** Task **
Skip the pictures and quote all of the lines exactly.

** Stored rows **
_ _ _ _
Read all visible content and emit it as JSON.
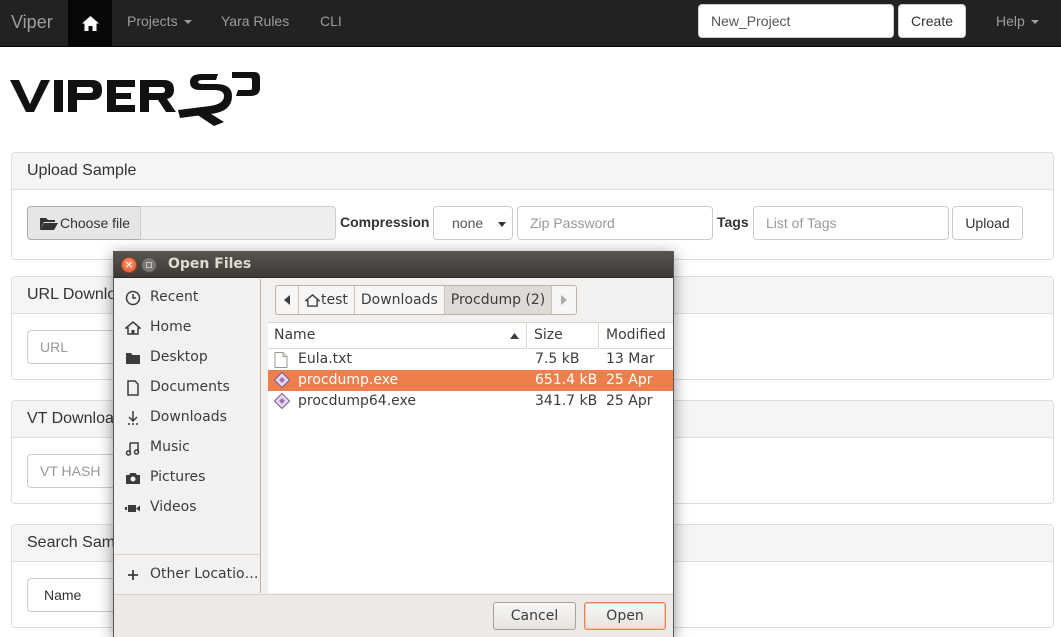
{
  "navbar": {
    "brand": "Viper",
    "home_icon": "home-icon",
    "projects_label": "Projects",
    "yara_label": "Yara Rules",
    "cli_label": "CLI",
    "project_name_value": "New_Project",
    "create_label": "Create",
    "help_label": "Help"
  },
  "upload": {
    "title": "Upload Sample",
    "choose_file_label": "Choose file",
    "compression_label": "Compression",
    "compression_value": "none",
    "zip_password_placeholder": "Zip Password",
    "tags_label": "Tags",
    "tags_placeholder": "List of Tags",
    "upload_label": "Upload"
  },
  "url_download": {
    "title": "URL Download",
    "url_placeholder": "URL"
  },
  "vt_download": {
    "title": "VT Download",
    "hash_placeholder": "VT HASH"
  },
  "search": {
    "title": "Search Samples",
    "field_value": "Name"
  },
  "dialog": {
    "title": "Open Files",
    "sidebar": [
      {
        "label": "Recent",
        "icon": "clock-icon"
      },
      {
        "label": "Home",
        "icon": "home-icon"
      },
      {
        "label": "Desktop",
        "icon": "folder-icon"
      },
      {
        "label": "Documents",
        "icon": "document-icon"
      },
      {
        "label": "Downloads",
        "icon": "download-icon"
      },
      {
        "label": "Music",
        "icon": "music-icon"
      },
      {
        "label": "Pictures",
        "icon": "camera-icon"
      },
      {
        "label": "Videos",
        "icon": "video-icon"
      }
    ],
    "other_locations": "Other Locatio…",
    "path": [
      "test",
      "Downloads",
      "Procdump (2)"
    ],
    "columns": {
      "name": "Name",
      "size": "Size",
      "modified": "Modified"
    },
    "files": [
      {
        "name": "Eula.txt",
        "size": "7.5 kB",
        "modified": "13 Mar",
        "icon": "text-file-icon",
        "selected": false
      },
      {
        "name": "procdump.exe",
        "size": "651.4 kB",
        "modified": "25 Apr",
        "icon": "executable-icon",
        "selected": true
      },
      {
        "name": "procdump64.exe",
        "size": "341.7 kB",
        "modified": "25 Apr",
        "icon": "executable-icon",
        "selected": false
      }
    ],
    "cancel_label": "Cancel",
    "open_label": "Open"
  },
  "colors": {
    "navbar_bg": "#222222",
    "selection": "#ee7e4c",
    "titlebar": "#3d3b37"
  }
}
_ _ _ _
** Task solution **
Read all visible content and emit it as JSON.
{
  "navbar": {
    "brand": "Viper",
    "home_icon": "home-icon",
    "projects_label": "Projects",
    "yara_label": "Yara Rules",
    "cli_label": "CLI",
    "project_name_value": "New_Project",
    "create_label": "Create",
    "help_label": "Help"
  },
  "upload": {
    "title": "Upload Sample",
    "choose_file_label": "Choose file",
    "compression_label": "Compression",
    "compression_value": "none",
    "zip_password_placeholder": "Zip Password",
    "tags_label": "Tags",
    "tags_placeholder": "List of Tags",
    "upload_label": "Upload"
  },
  "url_download": {
    "title": "URL Download",
    "url_placeholder": "URL"
  },
  "vt_download": {
    "title": "VT Download",
    "hash_placeholder": "VT HASH"
  },
  "search": {
    "title": "Search Samples",
    "field_value": "Name"
  },
  "dialog": {
    "title": "Open Files",
    "sidebar": [
      {
        "label": "Recent",
        "icon": "clock-icon"
      },
      {
        "label": "Home",
        "icon": "home-icon"
      },
      {
        "label": "Desktop",
        "icon": "folder-icon"
      },
      {
        "label": "Documents",
        "icon": "document-icon"
      },
      {
        "label": "Downloads",
        "icon": "download-icon"
      },
      {
        "label": "Music",
        "icon": "music-icon"
      },
      {
        "label": "Pictures",
        "icon": "camera-icon"
      },
      {
        "label": "Videos",
        "icon": "video-icon"
      }
    ],
    "other_locations": "Other Locatio…",
    "path": [
      "test",
      "Downloads",
      "Procdump (2)"
    ],
    "columns": {
      "name": "Name",
      "size": "Size",
      "modified": "Modified"
    },
    "files": [
      {
        "name": "Eula.txt",
        "size": "7.5 kB",
        "modified": "13 Mar",
        "icon": "text-file-icon",
        "selected": false
      },
      {
        "name": "procdump.exe",
        "size": "651.4 kB",
        "modified": "25 Apr",
        "icon": "executable-icon",
        "selected": true
      },
      {
        "name": "procdump64.exe",
        "size": "341.7 kB",
        "modified": "25 Apr",
        "icon": "executable-icon",
        "selected": false
      }
    ],
    "cancel_label": "Cancel",
    "open_label": "Open"
  },
  "colors": {
    "navbar_bg": "#222222",
    "selection": "#ee7e4c",
    "titlebar": "#3d3b37"
  }
}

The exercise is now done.